**YOUR GOAL**
Please output the whole passage below on the laws of Christ's house, word for word.

**QUOTED PASSAGE**
--------------------
III. THE LAWS OF CHRIST'S HOUSE. These are His statutes and decrees in reference to the rule and government thereof. They may be considered either in regard to Christ, His royalties and rights as King, or to ourselves, our powers and privilege as freemen of the Lord. And first of all, it is enacted and ordained, that Christ shall be the King and Head of His own house. I look into the law and find it written, "The government shall be upon His shoulders." It is His, and His alone, to order, institute, ordain — to give the law, in short, respecting everything connected with the doctrine, discipline, worship, government of His own Church. Again, it is enacted and ordained in reference to ourselves, that every man is answerable to Christ for his religious belief. I look into the record, and I find it ruled, "Call no one master upon earth. One is your Master, even Christ." I look again, and find it written, "Prove all things. Hold fast that which is good." "Let every man be fully persuaded in his own mind." I look again, "So, then, everyone shall give account of himself to God." On the force of these authorities, I am clear to say, this is a law of the house, that every man think for himself, judge for himself, decide for himself, in matters of religious belief. Let there be perfect liberty, fullest freedom, influence, or interference — none beyond the influence of reason, righteousness, and truth.
--------------------
**DATA SHOWN**
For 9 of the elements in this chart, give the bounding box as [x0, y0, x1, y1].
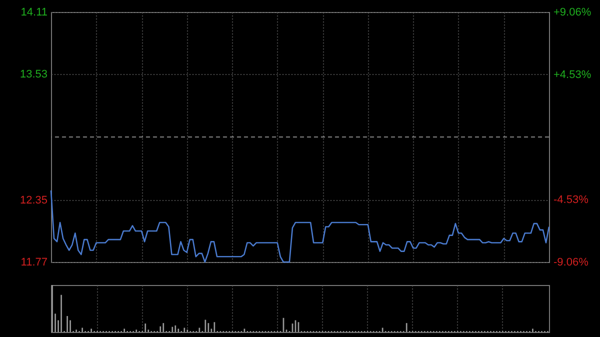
--------------------
**EXERCISE RESULT**
III. THE LAWS OF CHRIST'S HOUSE. These are His statutes and decrees in reference to the rule and government thereof. They may be considered either in regard to Christ, His royalties and rights as King, or to ourselves, our powers and privilege as freemen of the Lord. And first of all, it is enacted and ordained, that Christ shall be the King and Head of His own house. I look into the law and find it written, "The government shall be upon His shoulders." It is His, and His alone, to order, institute, ordain — to give the law, in short, respecting everything connected with the doctrine, discipline, worship, government of His own Church. Again, it is enacted and ordained in reference to ourselves, that every man is answerable to Christ for his religious belief. I look into the record, and I find it ruled, "Call no one master upon earth. One is your Master, even Christ." I look again, and find it written, "Prove all things. Hold fast that which is good." "Let every man be fully persuaded in his own mind." I look again, "So, then, everyone shall give account of himself to God." On the force of these authorities, I am clear to say, this is a law of the house, that every man think for himself, judge for himself, decide for himself, in matters of religious belief. Let there be perfect liberty, fullest freedom, influence, or interference — none beyond the influence of reason, righteousness, and truth.